WHAT THE TASK REQUIRES: Your job is to report every line of the entries that has "Additives".
(MATERIAL TO PROCESS Opens)
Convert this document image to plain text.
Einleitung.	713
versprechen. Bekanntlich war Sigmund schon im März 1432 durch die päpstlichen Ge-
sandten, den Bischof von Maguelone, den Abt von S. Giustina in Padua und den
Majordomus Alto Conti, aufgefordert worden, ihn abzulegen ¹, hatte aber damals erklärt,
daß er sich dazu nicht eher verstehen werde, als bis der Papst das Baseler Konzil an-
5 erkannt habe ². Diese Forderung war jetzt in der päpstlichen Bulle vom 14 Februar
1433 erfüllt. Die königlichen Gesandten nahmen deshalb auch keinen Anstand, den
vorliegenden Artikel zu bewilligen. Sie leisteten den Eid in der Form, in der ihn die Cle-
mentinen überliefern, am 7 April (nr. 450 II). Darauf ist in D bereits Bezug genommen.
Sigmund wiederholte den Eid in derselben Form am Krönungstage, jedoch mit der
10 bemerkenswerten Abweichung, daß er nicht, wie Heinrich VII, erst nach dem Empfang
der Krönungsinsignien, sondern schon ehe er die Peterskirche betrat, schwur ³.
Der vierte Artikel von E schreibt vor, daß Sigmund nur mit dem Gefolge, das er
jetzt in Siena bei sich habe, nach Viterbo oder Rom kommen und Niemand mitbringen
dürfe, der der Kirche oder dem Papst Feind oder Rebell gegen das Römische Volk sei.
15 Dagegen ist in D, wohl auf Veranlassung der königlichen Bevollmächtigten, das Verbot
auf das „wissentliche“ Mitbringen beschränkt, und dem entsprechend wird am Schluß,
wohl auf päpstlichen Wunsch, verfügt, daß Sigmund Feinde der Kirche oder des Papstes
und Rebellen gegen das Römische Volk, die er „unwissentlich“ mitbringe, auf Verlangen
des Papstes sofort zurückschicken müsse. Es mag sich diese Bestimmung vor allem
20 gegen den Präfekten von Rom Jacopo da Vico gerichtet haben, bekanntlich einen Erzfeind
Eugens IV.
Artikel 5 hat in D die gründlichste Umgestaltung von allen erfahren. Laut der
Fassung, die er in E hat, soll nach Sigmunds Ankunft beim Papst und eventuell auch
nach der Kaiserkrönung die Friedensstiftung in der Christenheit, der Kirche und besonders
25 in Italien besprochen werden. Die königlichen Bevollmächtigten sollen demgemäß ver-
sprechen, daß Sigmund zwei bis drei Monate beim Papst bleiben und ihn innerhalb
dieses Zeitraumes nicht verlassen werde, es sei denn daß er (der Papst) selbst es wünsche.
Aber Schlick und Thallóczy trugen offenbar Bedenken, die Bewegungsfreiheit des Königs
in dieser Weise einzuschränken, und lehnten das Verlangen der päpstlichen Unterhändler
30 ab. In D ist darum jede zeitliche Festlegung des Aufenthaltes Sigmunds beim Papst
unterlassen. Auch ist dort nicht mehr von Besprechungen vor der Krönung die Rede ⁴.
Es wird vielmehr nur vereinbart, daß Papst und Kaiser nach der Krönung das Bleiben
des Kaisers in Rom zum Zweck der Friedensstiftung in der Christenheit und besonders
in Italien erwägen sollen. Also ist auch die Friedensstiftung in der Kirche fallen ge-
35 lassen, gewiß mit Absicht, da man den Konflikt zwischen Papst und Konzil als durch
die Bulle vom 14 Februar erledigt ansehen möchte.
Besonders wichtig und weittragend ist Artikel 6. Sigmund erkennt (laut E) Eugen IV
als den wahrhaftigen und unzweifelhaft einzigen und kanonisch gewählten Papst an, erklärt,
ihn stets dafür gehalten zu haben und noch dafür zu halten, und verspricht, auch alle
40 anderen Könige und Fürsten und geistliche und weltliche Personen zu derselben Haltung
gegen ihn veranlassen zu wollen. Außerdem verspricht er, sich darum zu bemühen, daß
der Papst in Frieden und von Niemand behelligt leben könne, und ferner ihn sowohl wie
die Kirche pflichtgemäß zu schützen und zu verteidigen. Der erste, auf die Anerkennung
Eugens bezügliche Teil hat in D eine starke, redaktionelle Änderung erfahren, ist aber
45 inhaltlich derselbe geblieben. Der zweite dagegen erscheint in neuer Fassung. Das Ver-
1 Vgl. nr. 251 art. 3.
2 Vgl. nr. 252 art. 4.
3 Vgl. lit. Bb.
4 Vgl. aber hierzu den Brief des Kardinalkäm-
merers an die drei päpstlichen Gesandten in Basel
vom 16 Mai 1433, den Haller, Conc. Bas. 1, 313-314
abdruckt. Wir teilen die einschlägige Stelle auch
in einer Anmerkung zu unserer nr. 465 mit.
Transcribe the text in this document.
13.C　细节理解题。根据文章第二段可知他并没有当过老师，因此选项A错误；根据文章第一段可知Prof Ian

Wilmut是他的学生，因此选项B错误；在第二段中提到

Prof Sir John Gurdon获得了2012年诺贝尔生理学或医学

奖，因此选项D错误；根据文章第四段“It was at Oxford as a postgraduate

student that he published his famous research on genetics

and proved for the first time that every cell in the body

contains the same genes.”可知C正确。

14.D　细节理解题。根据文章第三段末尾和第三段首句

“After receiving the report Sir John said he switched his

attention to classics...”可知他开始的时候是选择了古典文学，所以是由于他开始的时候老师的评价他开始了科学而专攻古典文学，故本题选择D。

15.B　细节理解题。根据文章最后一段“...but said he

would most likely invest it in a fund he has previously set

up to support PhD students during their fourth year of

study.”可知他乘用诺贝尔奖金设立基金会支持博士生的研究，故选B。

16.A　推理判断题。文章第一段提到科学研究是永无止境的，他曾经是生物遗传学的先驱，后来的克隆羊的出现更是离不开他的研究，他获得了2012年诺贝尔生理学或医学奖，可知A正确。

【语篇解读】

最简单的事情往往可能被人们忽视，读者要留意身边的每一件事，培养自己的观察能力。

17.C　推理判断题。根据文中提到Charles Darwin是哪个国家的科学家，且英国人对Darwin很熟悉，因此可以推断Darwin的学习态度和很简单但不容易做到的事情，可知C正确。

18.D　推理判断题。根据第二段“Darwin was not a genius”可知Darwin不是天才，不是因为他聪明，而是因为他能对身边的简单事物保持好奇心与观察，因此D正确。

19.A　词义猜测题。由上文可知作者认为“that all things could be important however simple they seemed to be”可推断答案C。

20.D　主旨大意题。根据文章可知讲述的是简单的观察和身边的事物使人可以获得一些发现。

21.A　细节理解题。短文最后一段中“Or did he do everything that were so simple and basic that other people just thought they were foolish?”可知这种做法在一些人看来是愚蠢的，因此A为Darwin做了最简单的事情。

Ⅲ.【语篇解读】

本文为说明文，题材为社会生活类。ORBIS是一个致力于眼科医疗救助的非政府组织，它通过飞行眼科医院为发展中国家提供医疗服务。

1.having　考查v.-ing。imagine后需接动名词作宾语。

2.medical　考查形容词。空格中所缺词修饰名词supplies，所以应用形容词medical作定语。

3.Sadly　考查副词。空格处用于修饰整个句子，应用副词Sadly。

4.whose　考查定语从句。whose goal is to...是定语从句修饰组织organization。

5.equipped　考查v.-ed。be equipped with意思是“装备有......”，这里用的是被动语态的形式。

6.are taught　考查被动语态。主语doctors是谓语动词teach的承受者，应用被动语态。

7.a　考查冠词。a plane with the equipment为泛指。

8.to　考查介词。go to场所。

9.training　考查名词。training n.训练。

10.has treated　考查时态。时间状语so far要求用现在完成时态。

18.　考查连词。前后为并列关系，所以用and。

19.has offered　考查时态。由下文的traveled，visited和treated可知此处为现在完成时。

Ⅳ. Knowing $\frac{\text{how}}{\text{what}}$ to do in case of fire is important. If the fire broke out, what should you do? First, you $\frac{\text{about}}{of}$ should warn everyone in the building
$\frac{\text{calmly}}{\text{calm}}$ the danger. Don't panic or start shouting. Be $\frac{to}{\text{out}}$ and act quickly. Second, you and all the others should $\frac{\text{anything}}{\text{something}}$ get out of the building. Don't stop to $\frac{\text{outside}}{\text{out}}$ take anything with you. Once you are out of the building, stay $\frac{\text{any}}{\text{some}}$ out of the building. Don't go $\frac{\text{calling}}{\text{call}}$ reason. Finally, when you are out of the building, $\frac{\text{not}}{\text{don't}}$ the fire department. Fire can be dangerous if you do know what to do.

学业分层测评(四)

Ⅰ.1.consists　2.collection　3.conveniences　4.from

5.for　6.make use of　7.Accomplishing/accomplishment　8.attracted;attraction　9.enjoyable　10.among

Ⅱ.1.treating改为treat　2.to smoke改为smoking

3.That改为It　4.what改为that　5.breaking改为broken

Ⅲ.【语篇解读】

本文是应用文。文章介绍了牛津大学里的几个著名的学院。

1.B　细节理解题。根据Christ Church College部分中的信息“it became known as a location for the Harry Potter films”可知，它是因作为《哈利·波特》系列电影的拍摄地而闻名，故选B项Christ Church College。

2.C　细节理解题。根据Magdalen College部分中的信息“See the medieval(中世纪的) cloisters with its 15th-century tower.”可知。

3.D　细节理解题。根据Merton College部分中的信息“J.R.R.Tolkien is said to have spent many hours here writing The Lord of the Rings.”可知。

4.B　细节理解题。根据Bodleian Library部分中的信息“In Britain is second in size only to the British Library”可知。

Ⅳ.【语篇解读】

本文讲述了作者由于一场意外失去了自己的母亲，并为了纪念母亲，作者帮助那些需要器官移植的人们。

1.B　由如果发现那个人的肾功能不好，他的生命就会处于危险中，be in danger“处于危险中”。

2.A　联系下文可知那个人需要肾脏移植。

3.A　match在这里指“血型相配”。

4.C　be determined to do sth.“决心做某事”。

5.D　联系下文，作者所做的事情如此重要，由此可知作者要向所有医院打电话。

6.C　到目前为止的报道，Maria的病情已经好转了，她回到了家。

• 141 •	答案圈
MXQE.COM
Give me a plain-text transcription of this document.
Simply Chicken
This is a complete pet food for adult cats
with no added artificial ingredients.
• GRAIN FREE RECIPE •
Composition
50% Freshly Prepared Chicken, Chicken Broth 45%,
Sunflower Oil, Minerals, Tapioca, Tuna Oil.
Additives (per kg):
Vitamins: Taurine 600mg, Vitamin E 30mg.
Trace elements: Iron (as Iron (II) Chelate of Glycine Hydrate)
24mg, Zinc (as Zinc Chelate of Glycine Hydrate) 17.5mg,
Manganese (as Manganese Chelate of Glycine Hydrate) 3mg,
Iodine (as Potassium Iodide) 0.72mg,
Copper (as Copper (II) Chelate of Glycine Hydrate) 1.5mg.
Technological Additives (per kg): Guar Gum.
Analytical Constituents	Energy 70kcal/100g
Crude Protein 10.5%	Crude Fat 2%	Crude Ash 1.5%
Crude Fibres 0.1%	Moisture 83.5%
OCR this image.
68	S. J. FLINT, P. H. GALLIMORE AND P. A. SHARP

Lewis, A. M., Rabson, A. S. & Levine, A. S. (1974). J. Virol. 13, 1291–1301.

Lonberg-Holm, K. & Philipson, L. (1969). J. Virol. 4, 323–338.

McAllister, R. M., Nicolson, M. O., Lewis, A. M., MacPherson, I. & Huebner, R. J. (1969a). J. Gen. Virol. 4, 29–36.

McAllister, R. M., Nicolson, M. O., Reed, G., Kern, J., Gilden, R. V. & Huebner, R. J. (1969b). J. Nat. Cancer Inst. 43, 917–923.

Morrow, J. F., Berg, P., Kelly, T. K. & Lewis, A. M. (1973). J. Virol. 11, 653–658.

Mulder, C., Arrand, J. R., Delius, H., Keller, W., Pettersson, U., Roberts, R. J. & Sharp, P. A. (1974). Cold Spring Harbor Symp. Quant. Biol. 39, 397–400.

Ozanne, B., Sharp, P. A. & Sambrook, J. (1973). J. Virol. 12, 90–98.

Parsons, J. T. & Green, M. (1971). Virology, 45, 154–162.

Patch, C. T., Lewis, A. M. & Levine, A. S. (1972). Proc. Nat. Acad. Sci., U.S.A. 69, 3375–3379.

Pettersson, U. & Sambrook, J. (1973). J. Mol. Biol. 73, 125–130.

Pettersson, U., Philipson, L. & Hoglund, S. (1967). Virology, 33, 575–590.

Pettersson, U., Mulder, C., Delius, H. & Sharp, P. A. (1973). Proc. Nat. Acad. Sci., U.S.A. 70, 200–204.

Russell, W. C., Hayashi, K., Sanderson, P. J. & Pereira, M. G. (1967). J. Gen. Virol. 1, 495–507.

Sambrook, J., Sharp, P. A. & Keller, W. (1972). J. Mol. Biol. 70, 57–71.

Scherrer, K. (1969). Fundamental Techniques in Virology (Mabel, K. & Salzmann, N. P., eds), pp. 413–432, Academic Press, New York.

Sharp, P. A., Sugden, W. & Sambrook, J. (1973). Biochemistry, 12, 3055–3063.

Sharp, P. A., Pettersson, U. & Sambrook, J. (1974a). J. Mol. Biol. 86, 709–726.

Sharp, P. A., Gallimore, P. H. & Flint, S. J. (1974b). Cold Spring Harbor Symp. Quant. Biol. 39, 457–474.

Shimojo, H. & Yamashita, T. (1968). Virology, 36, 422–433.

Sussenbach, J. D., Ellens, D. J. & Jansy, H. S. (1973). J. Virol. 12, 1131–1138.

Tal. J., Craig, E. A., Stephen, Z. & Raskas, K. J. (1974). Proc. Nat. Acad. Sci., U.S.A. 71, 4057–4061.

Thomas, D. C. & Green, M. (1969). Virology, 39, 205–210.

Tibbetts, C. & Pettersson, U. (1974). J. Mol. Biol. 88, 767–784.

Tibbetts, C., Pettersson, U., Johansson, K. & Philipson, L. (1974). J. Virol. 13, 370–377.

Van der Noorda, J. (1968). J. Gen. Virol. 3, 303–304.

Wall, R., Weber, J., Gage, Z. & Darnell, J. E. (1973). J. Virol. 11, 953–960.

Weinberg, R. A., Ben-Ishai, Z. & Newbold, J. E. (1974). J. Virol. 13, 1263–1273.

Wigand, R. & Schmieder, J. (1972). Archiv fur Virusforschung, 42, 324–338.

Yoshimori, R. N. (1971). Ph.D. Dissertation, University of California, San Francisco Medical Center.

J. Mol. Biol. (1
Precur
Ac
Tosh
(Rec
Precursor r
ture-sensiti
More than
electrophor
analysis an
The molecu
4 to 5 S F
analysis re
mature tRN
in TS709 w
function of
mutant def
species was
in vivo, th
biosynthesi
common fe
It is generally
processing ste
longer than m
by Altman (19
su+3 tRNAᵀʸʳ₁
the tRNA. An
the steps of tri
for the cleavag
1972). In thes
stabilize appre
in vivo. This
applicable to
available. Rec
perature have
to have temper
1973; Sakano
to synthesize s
(MATERIAL TO PROCESS Closes)
EXPECTED ANSWER:
Additives (per kg):
Technological Additives (per kg): Guar Gum.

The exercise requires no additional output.